* _STORED DATA_:
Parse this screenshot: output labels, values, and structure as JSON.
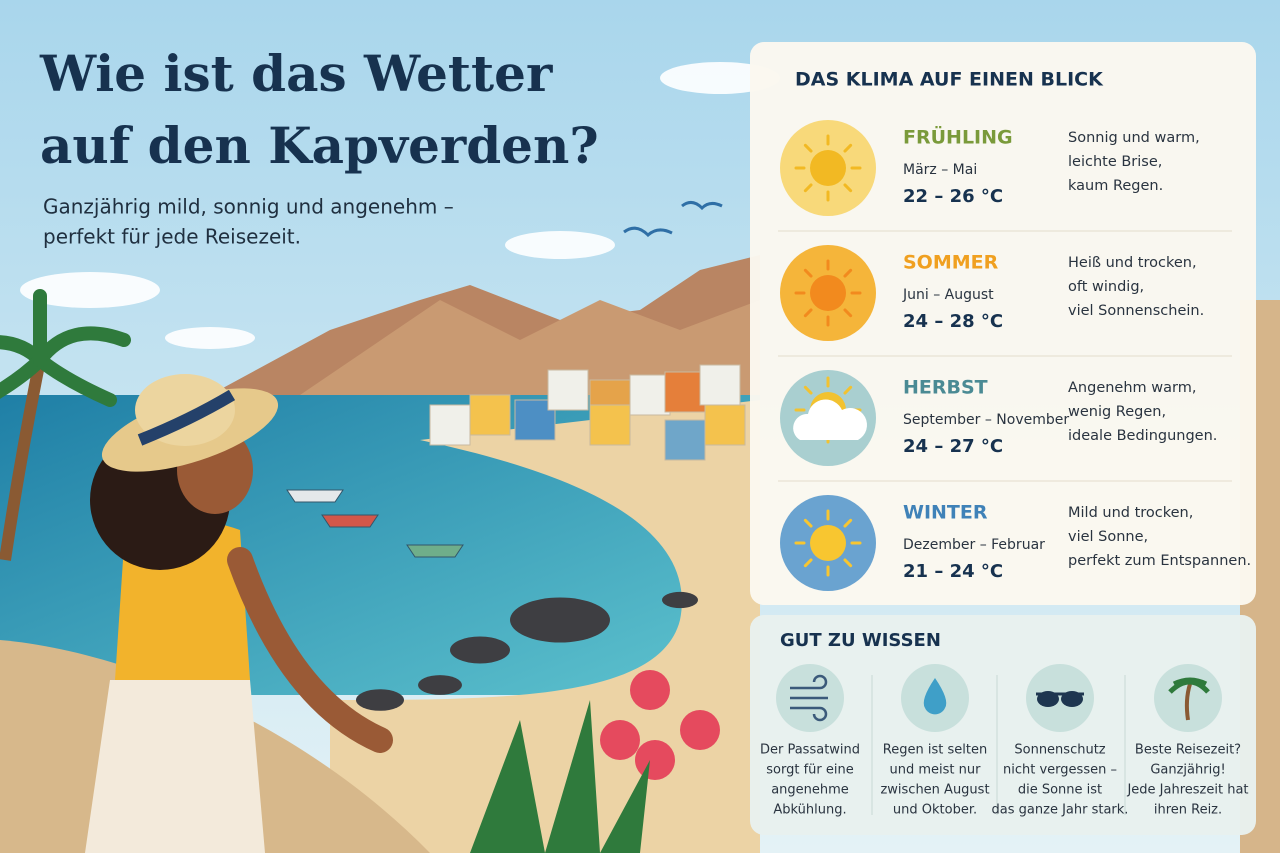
{
  "header": {
    "title_lines": [
      "Wie ist das Wetter",
      "auf den Kapverden?"
    ],
    "subtitle_lines": [
      "Ganzjährig mild, sonnig und angenehm –",
      "perfekt für jede Reisezeit."
    ]
  },
  "climate": {
    "title": "DAS KLIMA AUF EINEN BLICK",
    "seasons": [
      {
        "name": "FRÜHLING",
        "months": "März – Mai",
        "temps": "22 – 26 °C",
        "description": [
          "Sonnig und warm,",
          "leichte Brise,",
          "kaum Regen."
        ]
      },
      {
        "name": "SOMMER",
        "months": "Juni – August",
        "temps": "24 – 28 °C",
        "description": [
          "Heiß und trocken,",
          "oft windig,",
          "viel Sonnenschein."
        ]
      },
      {
        "name": "HERBST",
        "months": "September – November",
        "temps": "24 – 27 °C",
        "description": [
          "Angenehm warm,",
          "wenig Regen,",
          "ideale Bedingungen."
        ]
      },
      {
        "name": "WINTER",
        "months": "Dezember – Februar",
        "temps": "21 – 24 °C",
        "description": [
          "Mild und trocken,",
          "viel Sonne,",
          "perfekt zum Entspannen."
        ]
      }
    ]
  },
  "tips": {
    "title": "GUT ZU WISSEN",
    "items": [
      {
        "lines": [
          "Der Passatwind",
          "sorgt für eine",
          "angenehme",
          "Abkühlung."
        ]
      },
      {
        "lines": [
          "Regen ist selten",
          "und meist nur",
          "zwischen August",
          "und Oktober."
        ]
      },
      {
        "lines": [
          "Sonnenschutz",
          "nicht vergessen –",
          "die Sonne ist",
          "das ganze Jahr stark."
        ]
      },
      {
        "lines": [
          "Beste Reisezeit?",
          "Ganzjährig!",
          "Jede Jahreszeit hat",
          "ihren Reiz."
        ]
      }
    ]
  }
}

* _SHORT TASK_:
Extract every line that has the string "months" in it.

* _TASK ANSWER_:
        "months": "März – Mai",
        "months": "Juni – August",
        "months": "September – November",
        "months": "Dezember – Februar",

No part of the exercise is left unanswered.